[start]

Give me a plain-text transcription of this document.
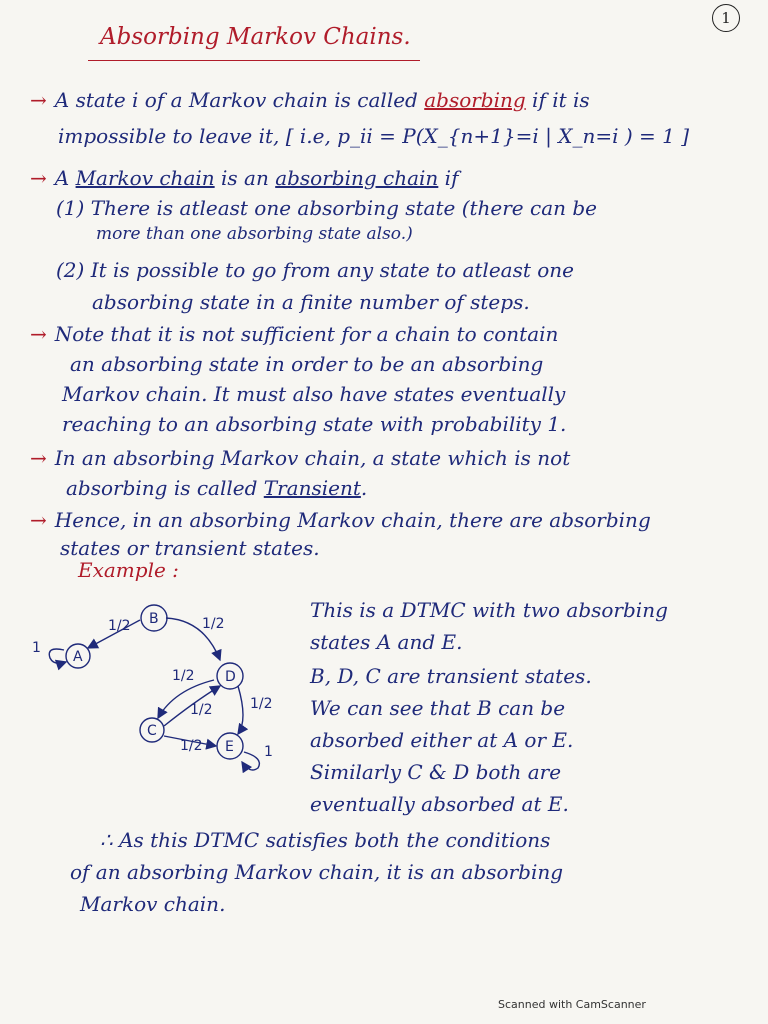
1
Absorbing Markov Chains.
→ A state i of a Markov chain is called absorbing if it is
impossible to leave it, [ i.e, p_ii = P(X_{n+1}=i | X_n=i ) = 1 ]
→ A Markov chain is an absorbing chain if
(1) There is atleast one absorbing state (there can be
more than one absorbing state also.)
(2) It is possible to go from any state to atleast one
absorbing state in a finite number of steps.
→ Note that it is not sufficient for a chain to contain
an absorbing state in order to be an absorbing
Markov chain. It must also have states eventually
reaching to an absorbing state with probability 1.
→ In an absorbing Markov chain, a state which is not
absorbing is called Transient.
→ Hence, in an absorbing Markov chain, there are absorbing
states or transient states.
Example :
B
A
D
C
E
1/2	1/2
1/2
1/2
1/2
1/2
1
1
This is a DTMC with two absorbing
states A and E.
B, D, C are transient states.
We can see that B can be
absorbed either at A or E.
Similarly C & D both are
eventually absorbed at E.
∴ As this DTMC satisfies both the conditions
of an absorbing Markov chain, it is an absorbing
Markov chain.
Scanned with CamScanner
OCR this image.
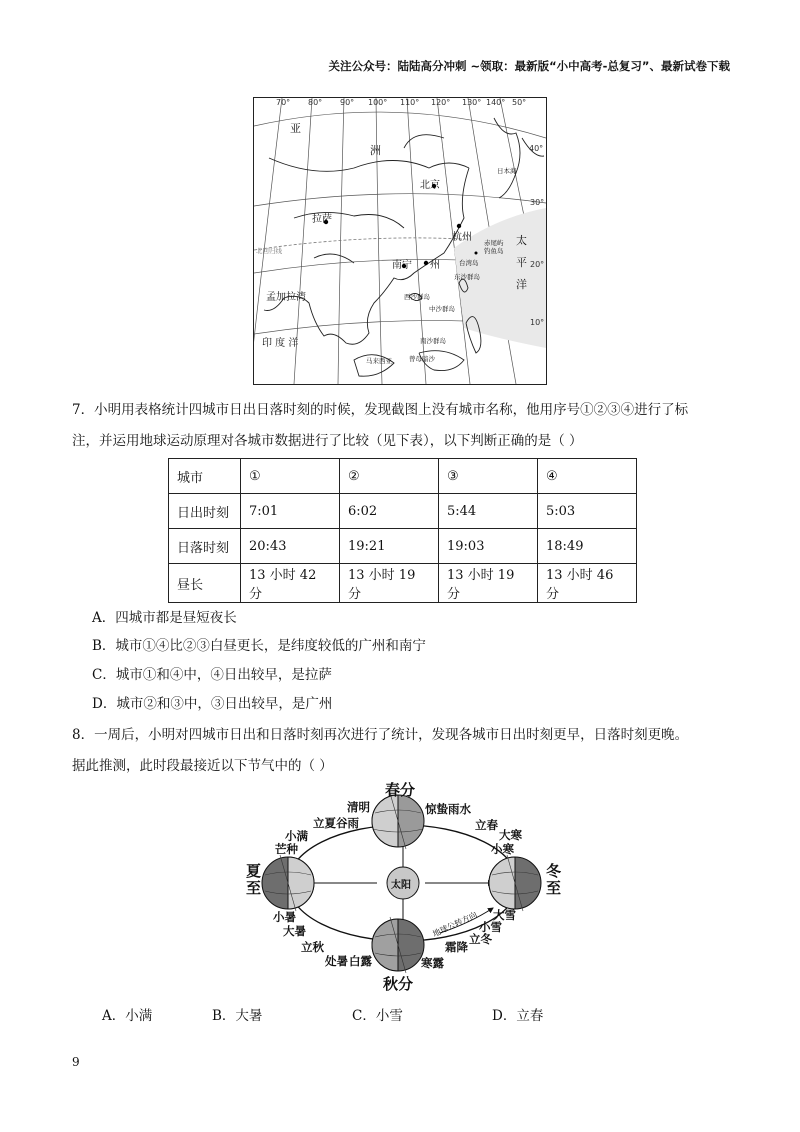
关注公众号：陆陆高分冲刺 ~领取：最新版“小中高考-总复习”、最新试卷下载
70° 80° 90° 100° 110° 120° 130° 140° 50°
40°
30°
20°
10°
亚
洲
北京
拉萨
杭州
南宁 州
北回归线
孟加拉湾
印 度 洋
日本海
太
平
洋
东沙群岛
西沙群岛
中沙群岛
南沙群岛
赤尾屿
钓鱼岛
台湾岛
曾母暗沙
马来西亚
7．小明用表格统计四城市日出日落时刻的时候，发现截图上没有城市名称，他用序号①②③④进行了标
注，并运用地球运动原理对各城市数据进行了比较（见下表），以下判断正确的是（ ）
城市	①	②	③	④
日出时刻	7:01	6:02	5:44	5:03
日落时刻	20:43	19:21	19:03	18:49
昼长	13 小时 42 分	13 小时 19 分	13 小时 19 分	13 小时 46 分
A．四城市都是昼短夜长
B．城市①④比②③白昼更长，是纬度较低的广州和南宁
C．城市①和④中，④日出较早，是拉萨
D．城市②和③中，③日出较早，是广州
8．一周后，小明对四城市日出和日落时刻再次进行了统计，发现各城市日出时刻更早，日落时刻更晚。
据此推测，此时段最接近以下节气中的（ ）
春分
秋分
夏至	冬至
太阳
清明
立夏谷雨
小满
芒种
惊蛰雨水
立春
大寒
小寒
小暑
大暑
立秋
处暑 白露	寒露
霜降
立冬
小雪
大雪
地球公转方向
A．小满	B．大暑	C．小雪	D．立春
9
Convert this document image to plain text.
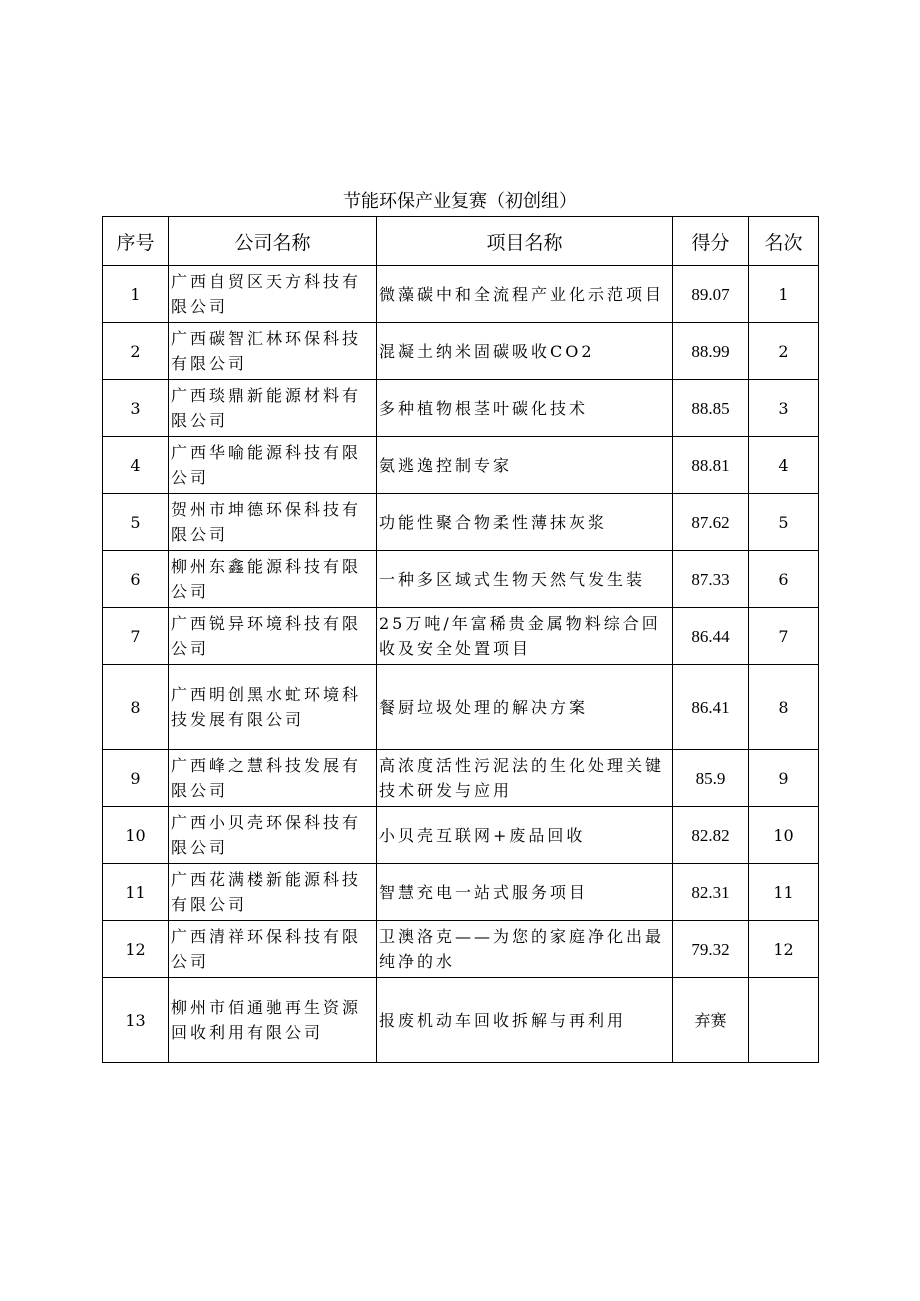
节能环保产业复赛（初创组）
序号	公司名称	项目名称	得分	名次
1	广西自贸区天方科技有限公司	微藻碳中和全流程产业化示范项目	89.07	1
2	广西碳智汇林环保科技有限公司	混凝土纳米固碳吸收CO2	88.99	2
3	广西琰鼎新能源材料有限公司	多种植物根茎叶碳化技术	88.85	3
4	广西华喻能源科技有限公司	氨逃逸控制专家	88.81	4
5	贺州市坤德环保科技有限公司	功能性聚合物柔性薄抹灰浆	87.62	5
6	柳州东鑫能源科技有限公司	一种多区域式生物天然气发生装	87.33	6
7	广西锐异环境科技有限公司	25万吨/年富稀贵金属物料综合回收及安全处置项目	86.44	7
8	广西明创黑水虻环境科技发展有限公司	餐厨垃圾处理的解决方案	86.41	8
9	广西峰之慧科技发展有限公司	高浓度活性污泥法的生化处理关键技术研发与应用	85.9	9
10	广西小贝壳环保科技有限公司	小贝壳互联网+废品回收	82.82	10
11	广西花满楼新能源科技有限公司	智慧充电一站式服务项目	82.31	11
12	广西清祥环保科技有限公司	卫澳洛克——为您的家庭净化出最纯净的水	79.32	12
13	柳州市佰通驰再生资源回收利用有限公司	报废机动车回收拆解与再利用	弃赛	
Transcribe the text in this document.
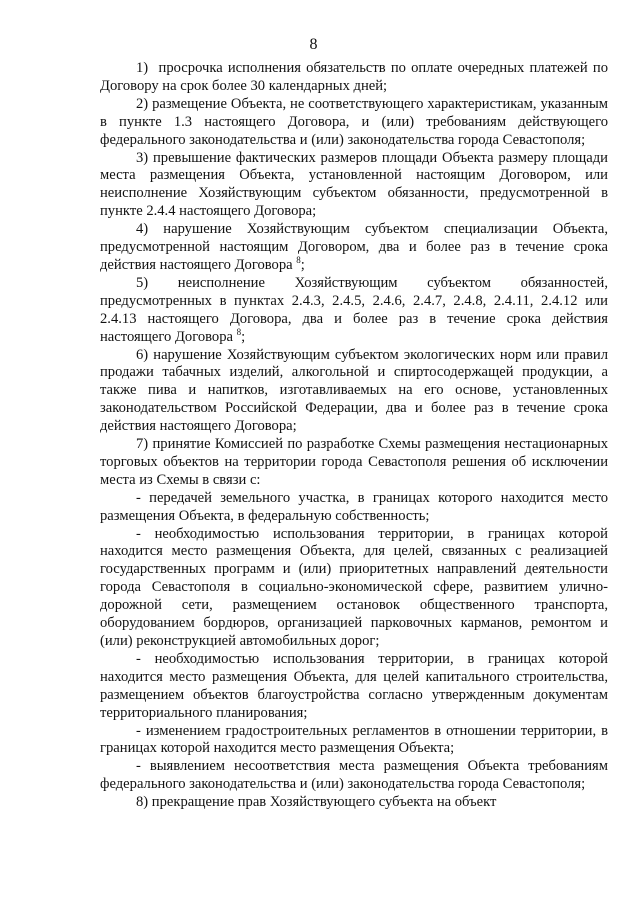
8

1)  просрочка исполнения обязательств по оплате очередных платежей по Договору на срок более 30 календарных дней;

2) размещение Объекта, не соответствующего характеристикам, указанным в пункте 1.3 настоящего Договора, и (или) требованиям действующего федерального законодательства и (или) законодательства города Севастополя;

3) превышение фактических размеров площади Объекта размеру площади места размещения Объекта, установленной настоящим Договором, или неисполнение Хозяйствующим субъектом обязанности, предусмотренной в пункте 2.4.4 настоящего Договора;

4) нарушение Хозяйствующим субъектом специализации Объекта, предусмотренной настоящим Договором, два и более раз в течение срока действия настоящего Договора $^8$;

5) неисполнение Хозяйствующим субъектом обязанностей, предусмотренных в пунктах 2.4.3, 2.4.5, 2.4.6, 2.4.7, 2.4.8, 2.4.11, 2.4.12 или 2.4.13 настоящего Договора, два и более раз в течение срока действия настоящего Договора $^8$;

6) нарушение Хозяйствующим субъектом экологических норм или правил продажи табачных изделий, алкогольной и спиртосодержащей продукции, а также пива и напитков, изготавливаемых на его основе, установленных законодательством Российской Федерации, два и более раз в течение срока действия настоящего Договора;

7) принятие Комиссией по разработке Схемы размещения нестационарных торговых объектов на территории города Севастополя решения об исключении места из Схемы в связи с:

- передачей земельного участка, в границах которого находится место размещения Объекта, в федеральную собственность;

- необходимостью использования территории, в границах которой находится место размещения Объекта, для целей, связанных с реализацией государственных программ и (или) приоритетных направлений деятельности города Севастополя в социально-экономической сфере, развитием улично-дорожной сети, размещением остановок общественного транспорта, оборудованием бордюров, организацией парковочных карманов, ремонтом и (или) реконструкцией автомобильных дорог;

- необходимостью использования территории, в границах которой находится место размещения Объекта, для целей капитального строительства, размещением объектов благоустройства согласно утвержденным документам территориального планирования;

- изменением градостроительных регламентов в отношении территории, в границах которой находится место размещения Объекта;

- выявлением несоответствия места размещения Объекта требованиям федерального законодательства и (или) законодательства города Севастополя;

8) прекращение прав Хозяйствующего субъекта на объект
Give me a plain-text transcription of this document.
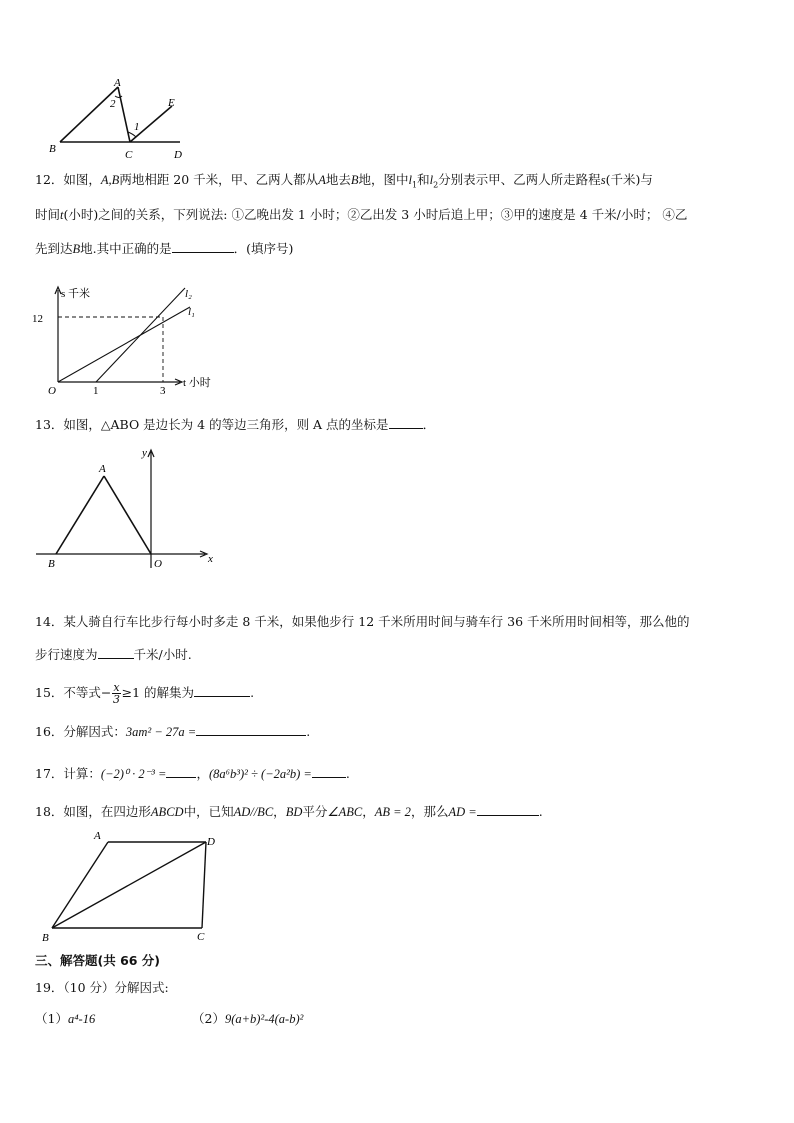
A
2
1
E
B	C	D
12．如图，A,B两地相距 20 千米，甲、乙两人都从A地去B地，图中$l_1$和$l_2$分别表示甲、乙两人所走路程s(千米)与
时间t(小时)之间的关系，下列说法: ①乙晚出发 1 小时；②乙出发 3 小时后追上甲；③甲的速度是 4 千米/小时； ④乙
先到达B地.其中正确的是	．(填序号)
12
s 千米
O	1	3
t 小时
l₂
l₁
13．如图，△ABO 是边长为 4 的等边三角形，则 A 点的坐标是	．
A
B	O	x
y
14．某人骑自行车比步行每小时多走 8 千米，如果他步行 12 千米所用时间与骑车行 36 千米所用时间相等，那么他的
步行速度为	千米/小时.
15．不等式− $\frac{x}{3} \ge 1$ 的解集为	.
16．分解因式：3am² − 27a =	.
17．计算：(−2)⁰ · 2⁻³ = ，(8a⁶b³)² ÷ (−2a²b) =	.
18．如图，在四边形ABCD中，已知AD//BC，BD平分∠ABC，AB = 2，那么AD =	.
A	D
B	C
三、解答题(共 66 分)
19．（10 分）分解因式:
（1）a⁴-16	（2）9(a+b)²-4(a-b)²
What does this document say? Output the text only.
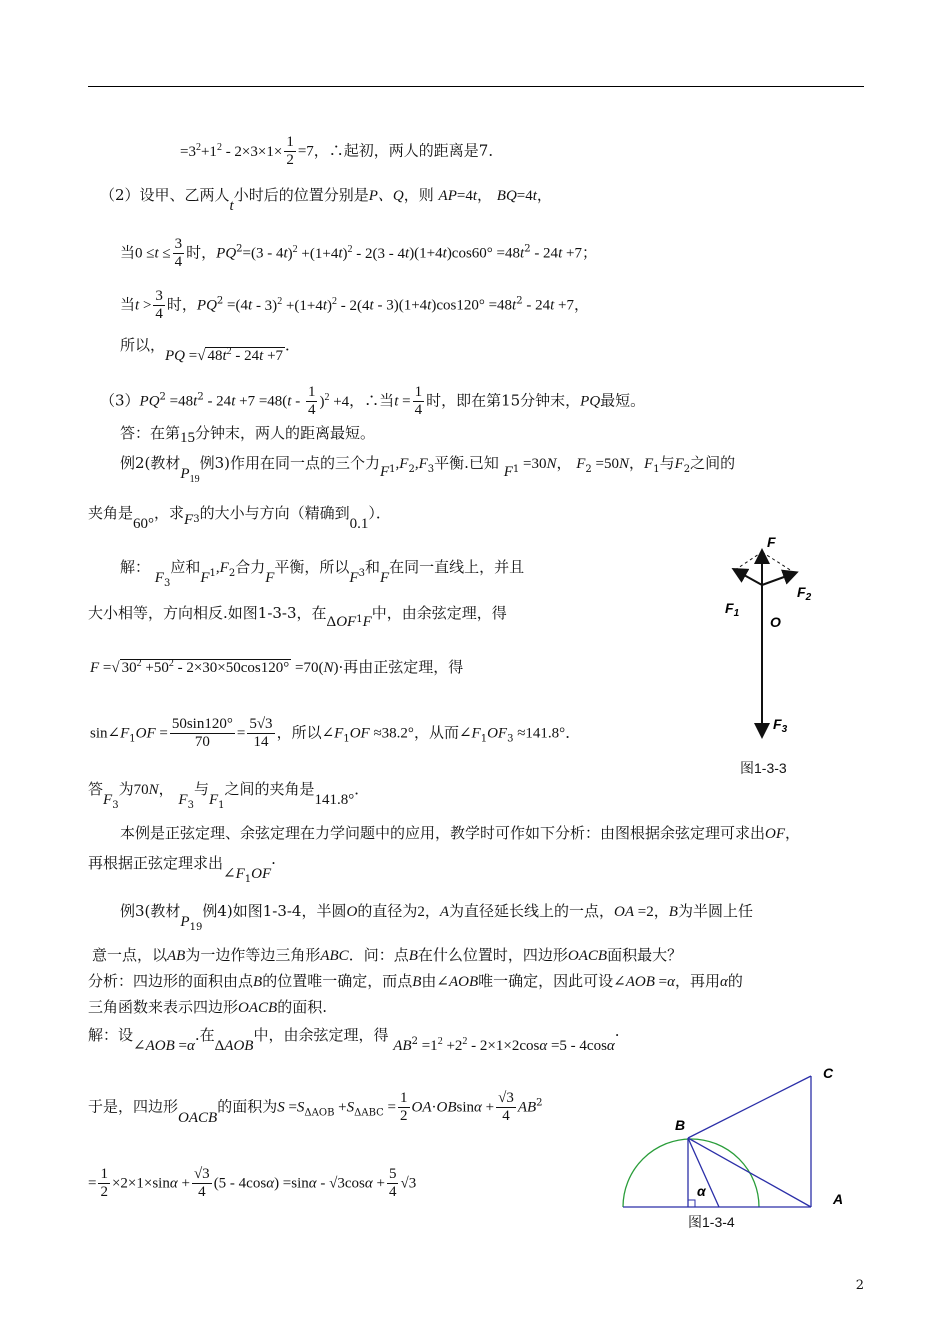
$=3^2+1^2 - 2\times 3\times 1\times \frac{1}{2} =7$，∴起初，两人的距离是7．
（2）设甲、乙两人t小时后的位置分别是P、Q，则 AP=4t， BQ=4t，
当$0 \le t \le \frac{3}{4}$ 时，$PQ^2=(3 - 4t)^2 +(1+4t)^2 - 2(3 - 4t)(1+4t)\cos 60^\circ =48t^2 - 24t +7$；
当$t > \frac{3}{4}$ 时，$PQ^2 =(4t - 3)^2 +(1+4t)^2 - 2(4t - 3)(1+4t)\cos 120^\circ =48t^2 - 24t +7$，
所以，PQ =√ $48t^2 - 24t +7$．
$(3)PQ^2 =48t^2 - 24t +7 =48(t - \frac{1}{4} )^2 +4$，∴当$t = \frac{1}{4}$ 时，即在第15分钟末，PQ最短。
答：在第15分钟末，两人的距离最短。
例2(教材$P_{19}$例3)作用在同一点的三个力$F_1,F_2,F_3$平衡.已知 $F_1 =30N$， $F_2 =50N$，$F_1$与$F_2$之间的
夹角是60°，求$F_3$的大小与方向（精确到0.1）．
解： $F_3$应和$F_1,F_2$合力F平衡，所以$F_3$和F在同一直线上，并且
大小相等，方向相反.如图1-3-3，在$\Delta OF_1F$中，由余弦定理，得
F =√ $30^2 +50^2 - 2\times 30\times 50\cos 120^\circ =70(N)\cdot$再由正弦定理，得
$\sin\angle F_1OF = \frac{50\sin 120^\circ}{70} = \frac{5√3}{14}$ ，所以$\angle F_1OF \approx 38.2^\circ$，从而$\angle F_1OF_3 \approx 141.8^\circ$．
答$F_3$为70N， $F_3$与$F_1$之间的夹角是141.8°．
本例是正弦定理、余弦定理在力学问题中的应用，教学时可作如下分析：由图根据余弦定理可求出OF，
再根据正弦定理求出$\angle F_1OF\cdot$
例3(教材$P_{19}$例4)如图1-3-4，半圆O的直径为2，A为直径延长线上的一点，OA =2，B为半圆上任
意一点，以AB为一边作等边三角形ABC．问：点B在什么位置时，四边形OACB面积最大？
分析：四边形的面积由点B的位置唯一确定，而点B由∠AOB唯一确定，因此可设∠AOB =α，再用α的
三角函数来表示四边形OACB的面积.
解：设∠AOB =α.在ΔAOB中，由余弦定理，得 $AB^2 =1^2 +2^2 - 2\times 1\times 2\cos\alpha =5 - 4\cos\alpha\cdot$
于是，四边形OACB的面积为$S =S_{\Delta AOB} +S_{\Delta ABC} = \frac{1}{2} OA\cdot OBsin\alpha + \frac{√3}{4} AB^2$
= $\frac{1}{2} \times 2\times 1\times\sin\alpha + \frac{√3}{4} (5 - 4\cos\alpha) =\sin\alpha - √3\cos\alpha + \frac{5}{4} √3$
F
$F_1$
$F_2$
O
$F_3$
图1-3-3
C
B
α	A
图1-3-4
2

[end]

> **The request**: Reply with nothing but the number of lines that contain the word "Севастополя".

> **Reply to the task**: 4